WHAT IS EXPECTED
Word for word, transcribe the lines below and drop the pictures.

DATASET ROWS
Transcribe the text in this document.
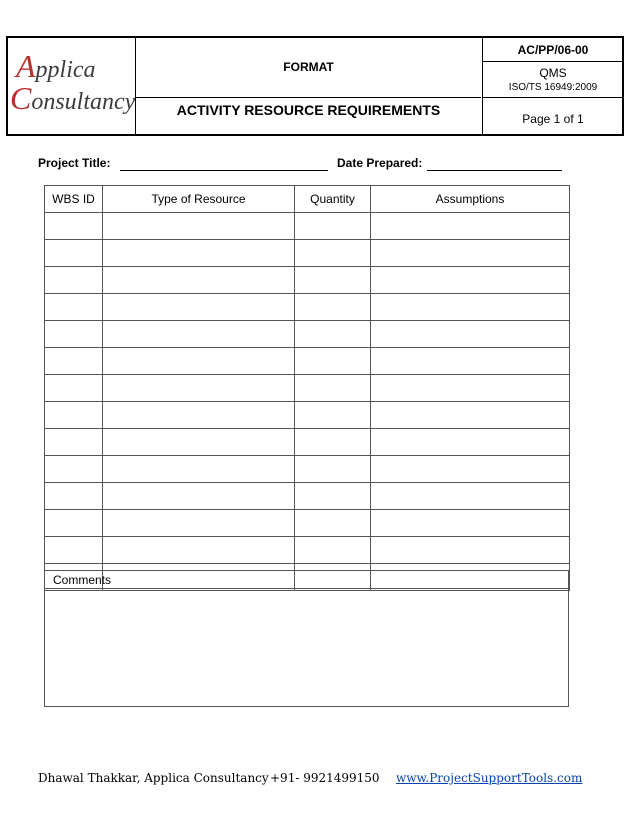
Applica
Consultancy
FORMAT
ACTIVITY RESOURCE REQUIREMENTS
AC/PP/06-00
QMS
ISO/TS 16949:2009
Page 1 of 1
Project Title:	Date Prepared:
WBS ID	Type of Resource	Quantity	Assumptions

Comments
Dhawal Thakkar, Applica Consultancy +91- 9921499150 www.ProjectSupportTools.com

RESPONSE
Transcribe the text in this document.
Applica
Consultancy
FORMAT
ACTIVITY RESOURCE REQUIREMENTS
AC/PP/06-00
QMS
ISO/TS 16949:2009
Page 1 of 1
Project Title:	Date Prepared:
WBS ID	Type of Resource	Quantity	Assumptions

Comments
Dhawal Thakkar, Applica Consultancy +91- 9921499150 www.ProjectSupportTools.com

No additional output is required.